[Dataset entries]
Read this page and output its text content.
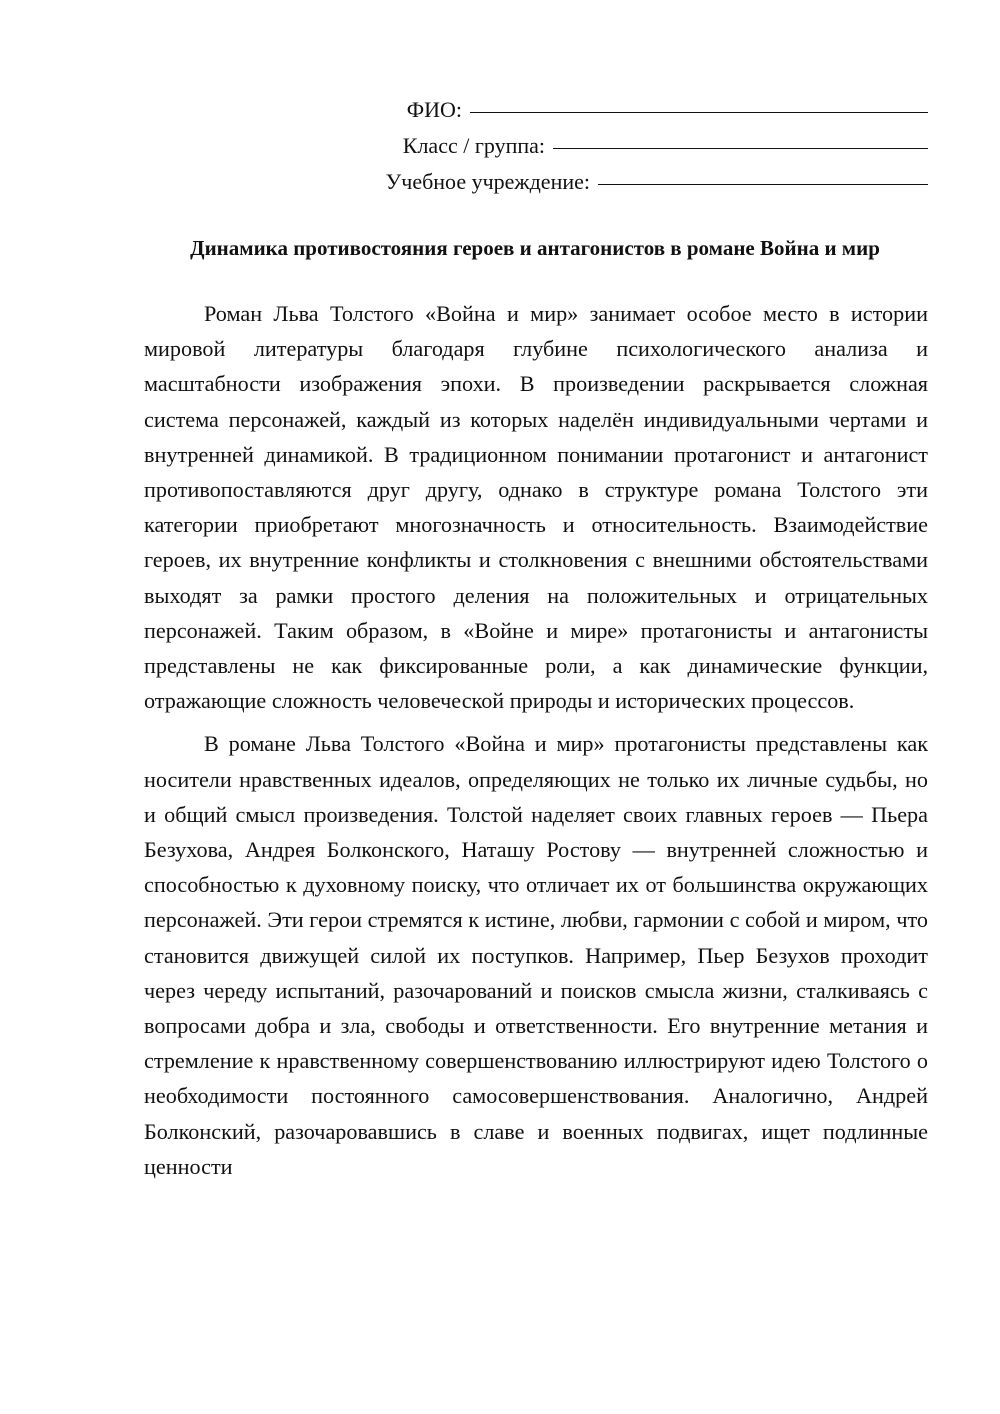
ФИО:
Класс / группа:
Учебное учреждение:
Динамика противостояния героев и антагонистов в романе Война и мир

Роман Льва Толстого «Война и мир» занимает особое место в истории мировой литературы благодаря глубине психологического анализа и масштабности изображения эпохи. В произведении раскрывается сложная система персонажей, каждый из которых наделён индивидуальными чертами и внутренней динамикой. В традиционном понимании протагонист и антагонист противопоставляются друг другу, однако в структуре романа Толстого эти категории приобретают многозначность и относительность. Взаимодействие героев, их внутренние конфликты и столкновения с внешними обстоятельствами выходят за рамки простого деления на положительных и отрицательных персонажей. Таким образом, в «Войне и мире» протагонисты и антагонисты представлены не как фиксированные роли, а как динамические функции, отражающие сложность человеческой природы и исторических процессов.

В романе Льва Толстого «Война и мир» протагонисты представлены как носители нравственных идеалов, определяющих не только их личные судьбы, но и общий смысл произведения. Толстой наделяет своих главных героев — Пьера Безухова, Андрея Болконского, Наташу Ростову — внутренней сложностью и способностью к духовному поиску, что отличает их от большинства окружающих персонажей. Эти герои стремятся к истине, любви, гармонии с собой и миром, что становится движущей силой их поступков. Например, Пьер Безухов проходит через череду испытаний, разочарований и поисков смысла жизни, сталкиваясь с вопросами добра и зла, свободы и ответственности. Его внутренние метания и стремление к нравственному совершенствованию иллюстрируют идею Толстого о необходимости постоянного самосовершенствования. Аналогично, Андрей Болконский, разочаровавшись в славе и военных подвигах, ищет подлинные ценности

* * *

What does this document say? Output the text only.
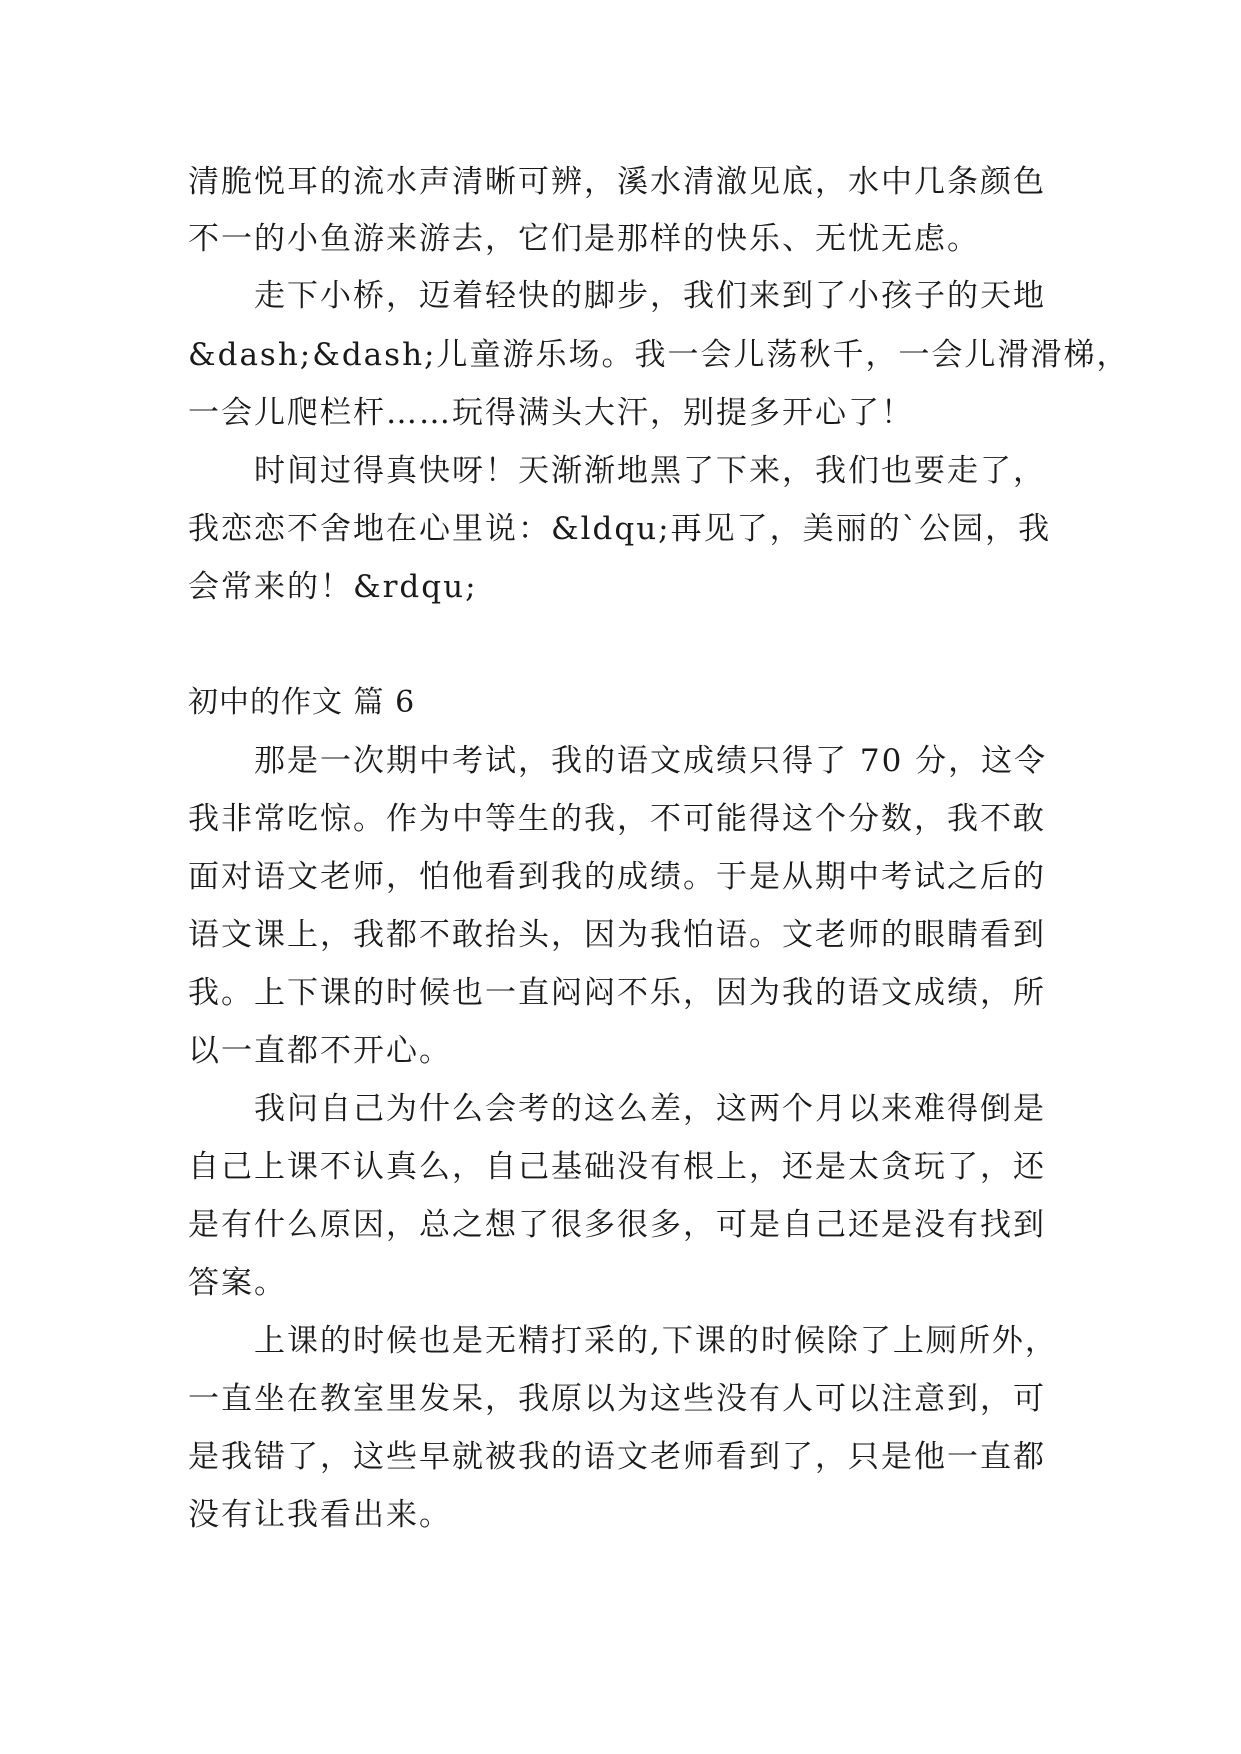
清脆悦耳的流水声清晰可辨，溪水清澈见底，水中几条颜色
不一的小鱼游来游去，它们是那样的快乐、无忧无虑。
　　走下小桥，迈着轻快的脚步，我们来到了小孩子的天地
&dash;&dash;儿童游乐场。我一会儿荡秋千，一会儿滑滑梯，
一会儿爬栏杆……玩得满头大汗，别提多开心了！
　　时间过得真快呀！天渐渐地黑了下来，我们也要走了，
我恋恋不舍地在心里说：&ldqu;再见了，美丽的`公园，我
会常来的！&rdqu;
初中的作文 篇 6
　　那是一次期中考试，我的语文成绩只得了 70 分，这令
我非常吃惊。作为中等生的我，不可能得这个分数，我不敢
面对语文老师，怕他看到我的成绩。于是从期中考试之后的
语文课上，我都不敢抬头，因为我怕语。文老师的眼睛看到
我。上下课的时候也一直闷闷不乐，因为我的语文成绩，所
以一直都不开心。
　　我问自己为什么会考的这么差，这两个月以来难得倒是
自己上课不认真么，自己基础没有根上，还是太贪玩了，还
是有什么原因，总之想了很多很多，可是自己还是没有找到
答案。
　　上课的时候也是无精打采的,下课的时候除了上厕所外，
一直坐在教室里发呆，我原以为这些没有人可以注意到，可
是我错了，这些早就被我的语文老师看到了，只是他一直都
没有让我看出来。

Stated task:
Your answer should be a single number: the count of lines in the data that include the word "this".

Exercise result:
2